==== Records for the task

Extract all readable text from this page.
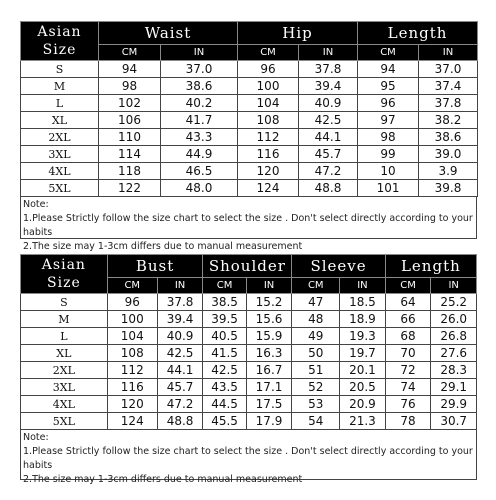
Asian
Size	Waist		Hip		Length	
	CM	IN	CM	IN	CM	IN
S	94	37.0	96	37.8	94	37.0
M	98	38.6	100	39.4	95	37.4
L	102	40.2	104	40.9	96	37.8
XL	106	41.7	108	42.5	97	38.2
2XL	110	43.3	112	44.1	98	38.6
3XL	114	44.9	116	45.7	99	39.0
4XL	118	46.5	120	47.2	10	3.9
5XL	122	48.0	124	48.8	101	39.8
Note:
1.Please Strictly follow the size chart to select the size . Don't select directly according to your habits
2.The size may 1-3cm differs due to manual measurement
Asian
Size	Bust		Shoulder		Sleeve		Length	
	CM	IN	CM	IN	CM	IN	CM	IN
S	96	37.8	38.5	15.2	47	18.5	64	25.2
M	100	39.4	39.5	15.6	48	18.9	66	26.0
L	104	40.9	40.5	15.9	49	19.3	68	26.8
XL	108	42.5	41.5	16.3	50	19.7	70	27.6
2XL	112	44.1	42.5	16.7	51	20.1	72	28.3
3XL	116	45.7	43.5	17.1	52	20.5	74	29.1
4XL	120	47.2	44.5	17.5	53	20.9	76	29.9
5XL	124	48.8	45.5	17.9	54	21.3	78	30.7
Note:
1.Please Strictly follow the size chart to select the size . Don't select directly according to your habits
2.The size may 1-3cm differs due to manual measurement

========
==== Records for the task

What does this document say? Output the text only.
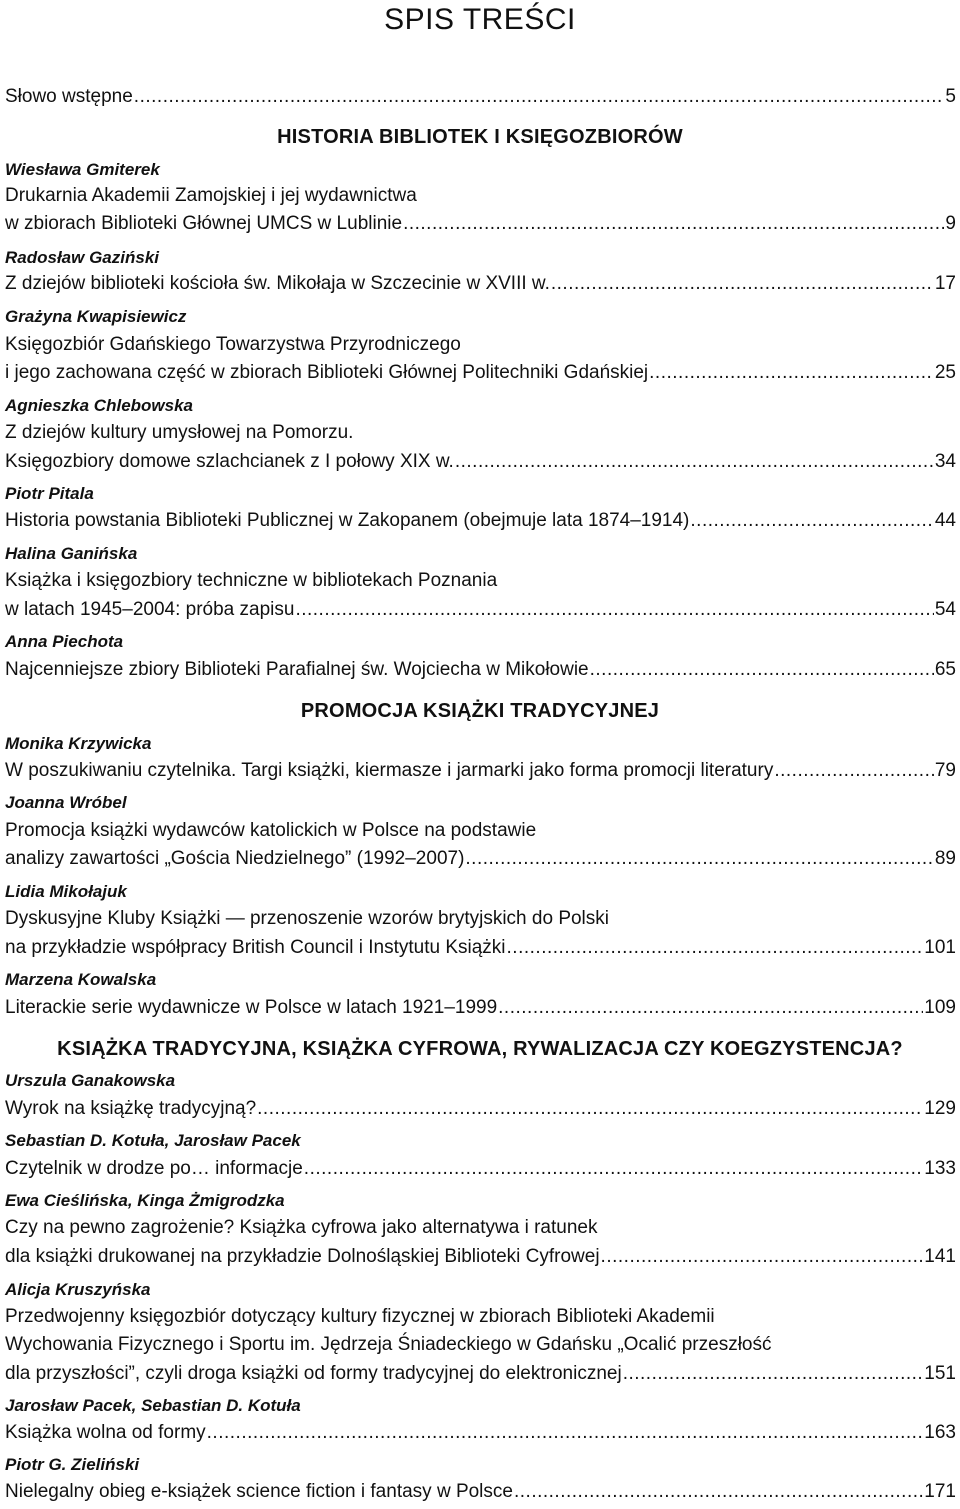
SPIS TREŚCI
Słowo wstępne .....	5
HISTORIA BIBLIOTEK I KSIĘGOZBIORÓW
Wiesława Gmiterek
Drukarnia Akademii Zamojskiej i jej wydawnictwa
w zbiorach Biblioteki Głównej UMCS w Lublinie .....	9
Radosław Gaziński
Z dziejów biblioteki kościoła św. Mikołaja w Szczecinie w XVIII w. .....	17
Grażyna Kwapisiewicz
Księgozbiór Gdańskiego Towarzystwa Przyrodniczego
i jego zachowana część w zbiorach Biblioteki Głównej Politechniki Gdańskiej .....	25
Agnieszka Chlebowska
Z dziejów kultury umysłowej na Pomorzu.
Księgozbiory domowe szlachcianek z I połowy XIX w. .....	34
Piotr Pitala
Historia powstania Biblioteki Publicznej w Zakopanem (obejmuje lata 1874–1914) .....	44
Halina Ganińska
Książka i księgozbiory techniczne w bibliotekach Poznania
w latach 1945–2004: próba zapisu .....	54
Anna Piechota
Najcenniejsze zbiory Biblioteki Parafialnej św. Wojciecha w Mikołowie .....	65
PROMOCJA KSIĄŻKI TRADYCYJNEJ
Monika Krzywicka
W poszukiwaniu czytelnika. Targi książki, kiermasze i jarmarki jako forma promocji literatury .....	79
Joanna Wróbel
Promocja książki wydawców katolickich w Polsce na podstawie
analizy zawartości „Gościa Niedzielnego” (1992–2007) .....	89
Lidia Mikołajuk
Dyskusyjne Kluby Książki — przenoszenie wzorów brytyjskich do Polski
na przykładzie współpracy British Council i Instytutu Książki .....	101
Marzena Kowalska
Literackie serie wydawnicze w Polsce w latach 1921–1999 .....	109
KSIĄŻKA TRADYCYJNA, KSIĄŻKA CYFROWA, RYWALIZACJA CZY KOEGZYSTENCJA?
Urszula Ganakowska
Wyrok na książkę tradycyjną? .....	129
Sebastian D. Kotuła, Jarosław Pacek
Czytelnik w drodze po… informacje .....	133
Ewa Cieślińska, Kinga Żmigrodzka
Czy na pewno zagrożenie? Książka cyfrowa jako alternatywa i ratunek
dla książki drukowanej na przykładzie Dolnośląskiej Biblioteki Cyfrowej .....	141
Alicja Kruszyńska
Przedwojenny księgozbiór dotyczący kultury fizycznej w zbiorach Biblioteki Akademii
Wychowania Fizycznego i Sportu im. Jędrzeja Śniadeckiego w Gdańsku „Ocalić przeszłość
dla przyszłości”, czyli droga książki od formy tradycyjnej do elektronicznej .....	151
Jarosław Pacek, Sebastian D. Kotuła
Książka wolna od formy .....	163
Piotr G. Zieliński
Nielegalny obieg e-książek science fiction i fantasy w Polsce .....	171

========

- Do this -
Copy each line of the listing that contains the string "Głównej".

- Exercise response -
w zbiorach Biblioteki Głównej UMCS w Lublinie .....	9
i jego zachowana część w zbiorach Biblioteki Głównej Politechniki Gdańskiej .....	25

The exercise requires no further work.